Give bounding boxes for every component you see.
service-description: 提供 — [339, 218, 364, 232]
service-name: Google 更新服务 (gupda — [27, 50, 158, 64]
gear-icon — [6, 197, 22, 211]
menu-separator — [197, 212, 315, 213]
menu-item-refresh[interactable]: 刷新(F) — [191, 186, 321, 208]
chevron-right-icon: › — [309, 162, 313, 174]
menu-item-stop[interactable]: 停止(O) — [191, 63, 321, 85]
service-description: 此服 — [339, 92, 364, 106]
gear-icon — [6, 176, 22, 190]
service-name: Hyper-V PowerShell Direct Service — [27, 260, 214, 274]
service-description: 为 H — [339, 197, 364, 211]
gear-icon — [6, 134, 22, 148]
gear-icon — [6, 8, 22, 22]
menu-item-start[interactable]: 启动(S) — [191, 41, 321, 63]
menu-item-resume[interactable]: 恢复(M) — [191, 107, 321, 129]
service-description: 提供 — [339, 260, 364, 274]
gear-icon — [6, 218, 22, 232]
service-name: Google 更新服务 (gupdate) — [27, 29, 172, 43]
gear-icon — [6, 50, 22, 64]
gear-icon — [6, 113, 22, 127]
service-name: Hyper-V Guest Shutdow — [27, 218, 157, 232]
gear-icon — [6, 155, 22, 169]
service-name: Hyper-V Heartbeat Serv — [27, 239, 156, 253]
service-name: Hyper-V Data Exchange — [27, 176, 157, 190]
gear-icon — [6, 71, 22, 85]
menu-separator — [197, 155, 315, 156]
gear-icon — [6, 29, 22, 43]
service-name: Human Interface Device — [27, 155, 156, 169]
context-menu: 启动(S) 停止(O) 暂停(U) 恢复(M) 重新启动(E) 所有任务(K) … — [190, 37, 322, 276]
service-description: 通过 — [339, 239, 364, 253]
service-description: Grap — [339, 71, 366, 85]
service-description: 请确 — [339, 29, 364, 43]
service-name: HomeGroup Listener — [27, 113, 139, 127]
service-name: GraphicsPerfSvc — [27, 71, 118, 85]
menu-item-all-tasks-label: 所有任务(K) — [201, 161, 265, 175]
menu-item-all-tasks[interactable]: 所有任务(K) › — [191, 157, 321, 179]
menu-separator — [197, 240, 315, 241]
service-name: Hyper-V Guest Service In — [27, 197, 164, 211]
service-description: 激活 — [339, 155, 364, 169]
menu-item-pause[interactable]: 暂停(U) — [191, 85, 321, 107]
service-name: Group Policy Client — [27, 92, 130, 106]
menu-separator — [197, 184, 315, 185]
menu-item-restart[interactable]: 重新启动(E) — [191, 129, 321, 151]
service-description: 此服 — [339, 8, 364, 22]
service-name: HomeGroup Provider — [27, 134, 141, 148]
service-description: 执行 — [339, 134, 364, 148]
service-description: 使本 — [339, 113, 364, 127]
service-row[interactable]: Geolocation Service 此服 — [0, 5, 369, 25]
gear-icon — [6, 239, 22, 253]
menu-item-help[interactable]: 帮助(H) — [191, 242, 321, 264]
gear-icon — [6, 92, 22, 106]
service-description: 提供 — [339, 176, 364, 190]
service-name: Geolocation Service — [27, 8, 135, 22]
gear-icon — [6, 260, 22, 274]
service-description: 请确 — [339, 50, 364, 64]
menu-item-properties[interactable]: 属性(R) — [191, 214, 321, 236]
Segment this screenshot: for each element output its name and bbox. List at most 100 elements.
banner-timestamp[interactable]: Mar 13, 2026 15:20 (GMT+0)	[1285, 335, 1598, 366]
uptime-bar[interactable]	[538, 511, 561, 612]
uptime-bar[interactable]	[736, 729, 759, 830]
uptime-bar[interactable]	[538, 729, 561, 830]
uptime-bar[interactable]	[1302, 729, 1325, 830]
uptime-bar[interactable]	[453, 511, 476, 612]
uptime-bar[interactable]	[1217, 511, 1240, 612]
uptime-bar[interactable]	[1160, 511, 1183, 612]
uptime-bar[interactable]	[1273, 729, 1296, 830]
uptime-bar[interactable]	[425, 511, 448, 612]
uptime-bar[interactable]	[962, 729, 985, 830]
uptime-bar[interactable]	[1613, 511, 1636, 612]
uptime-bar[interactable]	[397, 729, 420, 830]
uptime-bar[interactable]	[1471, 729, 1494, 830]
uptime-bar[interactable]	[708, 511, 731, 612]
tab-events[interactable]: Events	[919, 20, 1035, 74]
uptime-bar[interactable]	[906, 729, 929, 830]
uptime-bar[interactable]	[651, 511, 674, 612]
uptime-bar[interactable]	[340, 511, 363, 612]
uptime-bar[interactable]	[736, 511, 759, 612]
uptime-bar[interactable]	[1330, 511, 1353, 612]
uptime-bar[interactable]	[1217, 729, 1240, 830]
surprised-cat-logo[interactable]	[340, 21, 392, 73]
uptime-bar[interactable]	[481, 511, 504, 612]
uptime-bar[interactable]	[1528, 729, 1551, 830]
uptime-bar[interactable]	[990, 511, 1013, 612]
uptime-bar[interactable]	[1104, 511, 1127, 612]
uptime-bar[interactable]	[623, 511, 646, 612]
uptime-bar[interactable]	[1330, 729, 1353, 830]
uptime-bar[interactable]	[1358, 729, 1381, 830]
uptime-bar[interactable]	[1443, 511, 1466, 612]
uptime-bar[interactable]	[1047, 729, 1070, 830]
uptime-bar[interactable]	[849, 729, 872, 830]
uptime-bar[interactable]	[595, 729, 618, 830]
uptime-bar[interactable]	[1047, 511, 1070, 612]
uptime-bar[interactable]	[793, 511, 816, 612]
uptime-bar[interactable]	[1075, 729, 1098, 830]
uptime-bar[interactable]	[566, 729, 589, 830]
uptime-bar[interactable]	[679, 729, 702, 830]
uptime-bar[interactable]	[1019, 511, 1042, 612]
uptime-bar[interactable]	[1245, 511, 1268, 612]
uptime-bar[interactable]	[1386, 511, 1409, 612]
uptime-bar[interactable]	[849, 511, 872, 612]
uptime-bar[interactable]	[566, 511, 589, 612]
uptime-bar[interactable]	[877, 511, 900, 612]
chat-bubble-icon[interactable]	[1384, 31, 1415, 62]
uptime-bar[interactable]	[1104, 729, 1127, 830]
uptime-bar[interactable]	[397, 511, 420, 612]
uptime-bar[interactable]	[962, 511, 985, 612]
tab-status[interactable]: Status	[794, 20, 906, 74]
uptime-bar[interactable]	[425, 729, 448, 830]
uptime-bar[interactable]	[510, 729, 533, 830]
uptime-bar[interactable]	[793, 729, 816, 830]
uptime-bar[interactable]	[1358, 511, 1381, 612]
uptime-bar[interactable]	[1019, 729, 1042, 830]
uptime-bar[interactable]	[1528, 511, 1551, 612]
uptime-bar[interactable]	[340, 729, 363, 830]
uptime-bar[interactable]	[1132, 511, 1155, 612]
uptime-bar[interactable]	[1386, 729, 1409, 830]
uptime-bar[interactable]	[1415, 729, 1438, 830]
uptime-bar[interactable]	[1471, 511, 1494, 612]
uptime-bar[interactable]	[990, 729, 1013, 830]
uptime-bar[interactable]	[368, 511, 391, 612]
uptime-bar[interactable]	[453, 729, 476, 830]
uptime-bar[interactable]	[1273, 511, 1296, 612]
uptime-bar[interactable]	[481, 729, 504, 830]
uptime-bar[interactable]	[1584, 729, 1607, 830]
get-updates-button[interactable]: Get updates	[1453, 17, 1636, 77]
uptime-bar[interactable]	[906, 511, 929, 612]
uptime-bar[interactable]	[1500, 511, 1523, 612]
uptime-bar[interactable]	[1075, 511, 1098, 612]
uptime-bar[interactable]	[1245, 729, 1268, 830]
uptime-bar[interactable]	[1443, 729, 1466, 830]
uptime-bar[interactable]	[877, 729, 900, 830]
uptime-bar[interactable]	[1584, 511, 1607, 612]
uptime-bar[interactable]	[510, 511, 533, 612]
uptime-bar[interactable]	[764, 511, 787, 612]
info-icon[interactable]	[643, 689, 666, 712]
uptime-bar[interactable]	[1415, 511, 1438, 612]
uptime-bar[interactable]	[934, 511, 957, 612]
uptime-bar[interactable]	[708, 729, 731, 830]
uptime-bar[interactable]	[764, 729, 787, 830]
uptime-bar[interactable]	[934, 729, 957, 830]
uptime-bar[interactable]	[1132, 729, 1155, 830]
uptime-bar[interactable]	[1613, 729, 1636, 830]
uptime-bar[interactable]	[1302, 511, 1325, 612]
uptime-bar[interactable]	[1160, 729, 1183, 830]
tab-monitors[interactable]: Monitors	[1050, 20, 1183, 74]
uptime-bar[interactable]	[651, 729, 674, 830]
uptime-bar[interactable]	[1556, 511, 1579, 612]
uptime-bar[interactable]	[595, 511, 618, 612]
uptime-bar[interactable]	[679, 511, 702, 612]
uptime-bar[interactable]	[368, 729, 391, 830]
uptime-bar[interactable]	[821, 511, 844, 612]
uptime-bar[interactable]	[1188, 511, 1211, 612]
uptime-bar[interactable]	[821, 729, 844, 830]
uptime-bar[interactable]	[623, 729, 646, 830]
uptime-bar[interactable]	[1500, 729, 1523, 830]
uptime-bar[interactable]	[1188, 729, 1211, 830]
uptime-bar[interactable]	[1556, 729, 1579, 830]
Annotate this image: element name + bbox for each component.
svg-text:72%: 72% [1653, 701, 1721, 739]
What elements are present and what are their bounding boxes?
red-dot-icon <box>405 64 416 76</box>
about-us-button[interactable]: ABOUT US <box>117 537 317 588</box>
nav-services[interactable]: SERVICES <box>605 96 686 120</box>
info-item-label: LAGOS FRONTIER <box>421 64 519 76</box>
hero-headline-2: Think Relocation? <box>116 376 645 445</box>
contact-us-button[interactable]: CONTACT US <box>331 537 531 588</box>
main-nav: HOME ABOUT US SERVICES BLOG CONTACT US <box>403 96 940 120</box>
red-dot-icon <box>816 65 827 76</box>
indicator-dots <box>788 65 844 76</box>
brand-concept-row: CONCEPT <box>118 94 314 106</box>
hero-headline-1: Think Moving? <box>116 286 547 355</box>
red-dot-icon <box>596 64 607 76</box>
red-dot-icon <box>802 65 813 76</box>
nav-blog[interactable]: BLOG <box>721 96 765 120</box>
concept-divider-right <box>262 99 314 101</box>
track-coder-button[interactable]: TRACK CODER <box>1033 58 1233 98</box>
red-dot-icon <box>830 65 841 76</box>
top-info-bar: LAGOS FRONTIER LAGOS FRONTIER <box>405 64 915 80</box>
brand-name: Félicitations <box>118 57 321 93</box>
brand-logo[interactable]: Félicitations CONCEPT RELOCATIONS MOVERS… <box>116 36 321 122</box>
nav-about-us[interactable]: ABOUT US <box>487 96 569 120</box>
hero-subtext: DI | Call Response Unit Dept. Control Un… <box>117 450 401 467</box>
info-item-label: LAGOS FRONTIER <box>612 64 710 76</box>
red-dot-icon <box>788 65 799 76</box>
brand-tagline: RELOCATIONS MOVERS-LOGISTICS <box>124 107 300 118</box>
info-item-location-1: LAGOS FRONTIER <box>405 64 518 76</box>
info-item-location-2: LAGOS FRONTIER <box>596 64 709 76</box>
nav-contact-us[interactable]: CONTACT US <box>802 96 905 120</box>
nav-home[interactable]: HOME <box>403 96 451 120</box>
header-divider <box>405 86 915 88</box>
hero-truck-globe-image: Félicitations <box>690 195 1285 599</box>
+ + + + + + +
▶ **Set exercise**
Rewrite the entries from the first line through the line containing "service-name: Google 更新服务 (gupdate)", renaming "gear-icon" to "settings-icon" and leaving everything else unchanged.

▶ **Worked solution**
Give bounding boxes for every component you see.
service-description: 提供 — [339, 218, 364, 232]
service-name: Google 更新服务 (gupda — [27, 50, 158, 64]
settings-icon — [6, 197, 22, 211]
menu-separator — [197, 212, 315, 213]
menu-item-refresh[interactable]: 刷新(F) — [191, 186, 321, 208]
chevron-right-icon: › — [309, 162, 313, 174]
menu-item-stop[interactable]: 停止(O) — [191, 63, 321, 85]
service-description: 此服 — [339, 92, 364, 106]
settings-icon — [6, 176, 22, 190]
service-name: Hyper-V PowerShell Direct Service — [27, 260, 214, 274]
service-description: 为 H — [339, 197, 364, 211]
settings-icon — [6, 134, 22, 148]
settings-icon — [6, 8, 22, 22]
menu-item-start[interactable]: 启动(S) — [191, 41, 321, 63]
menu-item-resume[interactable]: 恢复(M) — [191, 107, 321, 129]
service-description: 提供 — [339, 260, 364, 274]
settings-icon — [6, 218, 22, 232]
service-name: Google 更新服务 (gupdate) — [27, 29, 172, 43]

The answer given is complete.